**Direction**
Pick out the lines below that contain the string "color" and copy them all.

**Stored rows**
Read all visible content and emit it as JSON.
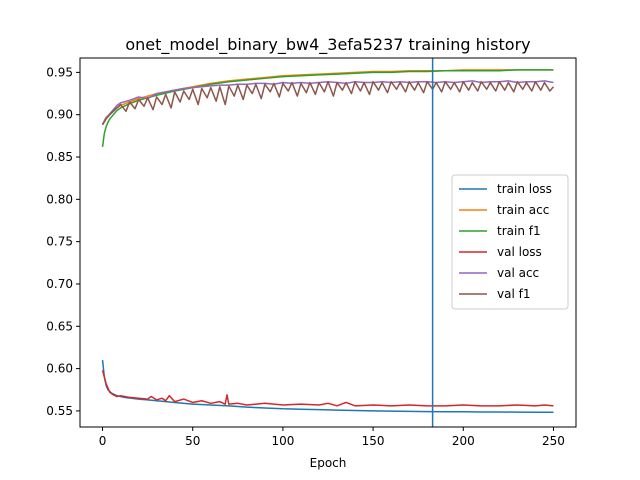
{
  "chart_data": {
    "type": "line",
    "title": "onet_model_binary_bw4_3efa5237 training history",
    "xlabel": "Epoch",
    "ylabel": "",
    "xlim": [
      -12.5,
      262.5
    ],
    "ylim": [
      0.531,
      0.967
    ],
    "xticks": [
      0,
      50,
      100,
      150,
      200,
      250
    ],
    "xtick_labels": [
      "0",
      "50",
      "100",
      "150",
      "200",
      "250"
    ],
    "yticks": [
      0.55,
      0.6,
      0.65,
      0.7,
      0.75,
      0.8,
      0.85,
      0.9,
      0.95
    ],
    "ytick_labels": [
      "0.55",
      "0.60",
      "0.65",
      "0.70",
      "0.75",
      "0.80",
      "0.85",
      "0.90",
      "0.95"
    ],
    "grid": false,
    "legend_position": "center-right",
    "vline": {
      "x": 183,
      "color": "#1f77b4"
    },
    "series": [
      {
        "name": "train loss",
        "color": "#1f77b4",
        "x": [
          0,
          1,
          2,
          3,
          5,
          8,
          12,
          16,
          20,
          25,
          30,
          40,
          50,
          60,
          70,
          80,
          90,
          100,
          110,
          120,
          130,
          140,
          150,
          160,
          170,
          180,
          190,
          200,
          210,
          220,
          230,
          240,
          250
        ],
        "y": [
          0.61,
          0.59,
          0.58,
          0.575,
          0.571,
          0.568,
          0.566,
          0.565,
          0.564,
          0.563,
          0.562,
          0.56,
          0.558,
          0.557,
          0.556,
          0.5545,
          0.5535,
          0.5525,
          0.552,
          0.5515,
          0.551,
          0.5505,
          0.55,
          0.5498,
          0.5495,
          0.5492,
          0.549,
          0.549,
          0.5488,
          0.5487,
          0.5486,
          0.5485,
          0.5485
        ]
      },
      {
        "name": "train acc",
        "color": "#ff7f0e",
        "x": [
          0,
          1,
          2,
          4,
          6,
          8,
          10,
          15,
          20,
          25,
          30,
          40,
          50,
          60,
          70,
          80,
          90,
          100,
          110,
          120,
          130,
          140,
          150,
          160,
          170,
          180,
          190,
          200,
          210,
          220,
          230,
          240,
          250
        ],
        "y": [
          0.888,
          0.893,
          0.897,
          0.901,
          0.905,
          0.908,
          0.911,
          0.915,
          0.919,
          0.922,
          0.925,
          0.929,
          0.933,
          0.937,
          0.94,
          0.942,
          0.944,
          0.946,
          0.947,
          0.948,
          0.949,
          0.95,
          0.951,
          0.951,
          0.952,
          0.952,
          0.952,
          0.953,
          0.953,
          0.953,
          0.953,
          0.953,
          0.953
        ]
      },
      {
        "name": "train f1",
        "color": "#2ca02c",
        "x": [
          0,
          1,
          2,
          3,
          4,
          6,
          8,
          10,
          15,
          20,
          25,
          30,
          40,
          50,
          60,
          70,
          80,
          90,
          100,
          110,
          120,
          130,
          140,
          150,
          160,
          170,
          180,
          190,
          200,
          210,
          220,
          230,
          240,
          250
        ],
        "y": [
          0.862,
          0.878,
          0.886,
          0.891,
          0.895,
          0.9,
          0.905,
          0.908,
          0.913,
          0.917,
          0.92,
          0.923,
          0.928,
          0.932,
          0.936,
          0.939,
          0.941,
          0.943,
          0.945,
          0.946,
          0.947,
          0.948,
          0.949,
          0.95,
          0.95,
          0.951,
          0.951,
          0.952,
          0.952,
          0.952,
          0.952,
          0.953,
          0.953,
          0.953
        ]
      },
      {
        "name": "val loss",
        "color": "#d62728",
        "x": [
          0,
          2,
          4,
          6,
          8,
          10,
          15,
          20,
          25,
          27,
          30,
          33,
          35,
          37,
          40,
          45,
          50,
          55,
          60,
          65,
          68,
          69,
          70,
          75,
          80,
          90,
          100,
          110,
          120,
          125,
          130,
          135,
          140,
          150,
          160,
          170,
          180,
          190,
          200,
          210,
          220,
          230,
          240,
          245,
          250
        ],
        "y": [
          0.598,
          0.582,
          0.572,
          0.569,
          0.567,
          0.568,
          0.566,
          0.565,
          0.564,
          0.567,
          0.563,
          0.565,
          0.562,
          0.568,
          0.561,
          0.564,
          0.56,
          0.562,
          0.559,
          0.561,
          0.558,
          0.569,
          0.558,
          0.559,
          0.557,
          0.559,
          0.557,
          0.558,
          0.557,
          0.559,
          0.556,
          0.56,
          0.556,
          0.557,
          0.556,
          0.557,
          0.556,
          0.556,
          0.557,
          0.556,
          0.556,
          0.557,
          0.556,
          0.557,
          0.556
        ]
      },
      {
        "name": "val acc",
        "color": "#9467bd",
        "x": [
          0,
          2,
          4,
          6,
          8,
          10,
          15,
          20,
          25,
          30,
          35,
          40,
          45,
          50,
          55,
          60,
          65,
          70,
          75,
          80,
          85,
          90,
          95,
          100,
          105,
          110,
          115,
          120,
          125,
          130,
          135,
          140,
          145,
          150,
          155,
          160,
          165,
          170,
          175,
          180,
          185,
          190,
          195,
          200,
          205,
          210,
          215,
          220,
          225,
          230,
          235,
          240,
          245,
          250
        ],
        "y": [
          0.889,
          0.896,
          0.901,
          0.906,
          0.911,
          0.914,
          0.917,
          0.921,
          0.919,
          0.925,
          0.927,
          0.929,
          0.931,
          0.932,
          0.933,
          0.934,
          0.935,
          0.935,
          0.936,
          0.936,
          0.937,
          0.937,
          0.936,
          0.938,
          0.937,
          0.938,
          0.937,
          0.938,
          0.939,
          0.938,
          0.937,
          0.939,
          0.938,
          0.938,
          0.939,
          0.938,
          0.939,
          0.938,
          0.939,
          0.939,
          0.938,
          0.939,
          0.938,
          0.939,
          0.94,
          0.938,
          0.939,
          0.939,
          0.94,
          0.938,
          0.939,
          0.939,
          0.94,
          0.938
        ]
      },
      {
        "name": "val f1",
        "color": "#8c564b",
        "x": [
          0,
          2,
          4,
          6,
          8,
          10,
          13,
          15,
          18,
          20,
          23,
          25,
          28,
          30,
          33,
          35,
          38,
          40,
          43,
          45,
          48,
          50,
          53,
          55,
          58,
          60,
          63,
          65,
          68,
          70,
          73,
          75,
          78,
          80,
          83,
          85,
          88,
          90,
          93,
          95,
          98,
          100,
          103,
          105,
          108,
          110,
          113,
          115,
          118,
          120,
          123,
          125,
          128,
          130,
          133,
          135,
          138,
          140,
          143,
          145,
          148,
          150,
          153,
          155,
          158,
          160,
          163,
          165,
          168,
          170,
          173,
          175,
          178,
          180,
          183,
          185,
          188,
          190,
          193,
          195,
          198,
          200,
          203,
          205,
          208,
          210,
          213,
          215,
          218,
          220,
          223,
          225,
          228,
          230,
          233,
          235,
          238,
          240,
          243,
          245,
          248,
          250
        ],
        "y": [
          0.888,
          0.895,
          0.9,
          0.904,
          0.908,
          0.912,
          0.904,
          0.915,
          0.907,
          0.918,
          0.91,
          0.92,
          0.906,
          0.921,
          0.912,
          0.924,
          0.908,
          0.927,
          0.915,
          0.928,
          0.918,
          0.93,
          0.912,
          0.931,
          0.92,
          0.932,
          0.916,
          0.933,
          0.912,
          0.934,
          0.922,
          0.935,
          0.918,
          0.935,
          0.925,
          0.936,
          0.919,
          0.936,
          0.927,
          0.937,
          0.921,
          0.937,
          0.928,
          0.938,
          0.922,
          0.937,
          0.926,
          0.938,
          0.924,
          0.938,
          0.927,
          0.939,
          0.922,
          0.938,
          0.929,
          0.938,
          0.925,
          0.939,
          0.928,
          0.938,
          0.924,
          0.939,
          0.929,
          0.938,
          0.926,
          0.939,
          0.93,
          0.938,
          0.927,
          0.939,
          0.929,
          0.938,
          0.926,
          0.939,
          0.93,
          0.938,
          0.927,
          0.939,
          0.93,
          0.938,
          0.927,
          0.939,
          0.929,
          0.938,
          0.928,
          0.939,
          0.93,
          0.938,
          0.928,
          0.939,
          0.929,
          0.938,
          0.927,
          0.939,
          0.93,
          0.938,
          0.928,
          0.939,
          0.929,
          0.938,
          0.928,
          0.933
        ]
      }
    ]
  }
}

**Output of the exercise**
      "color": "#1f77b4"
        "color": "#1f77b4",
        "color": "#ff7f0e",
        "color": "#2ca02c",
        "color": "#d62728",
        "color": "#9467bd",
        "color": "#8c564b",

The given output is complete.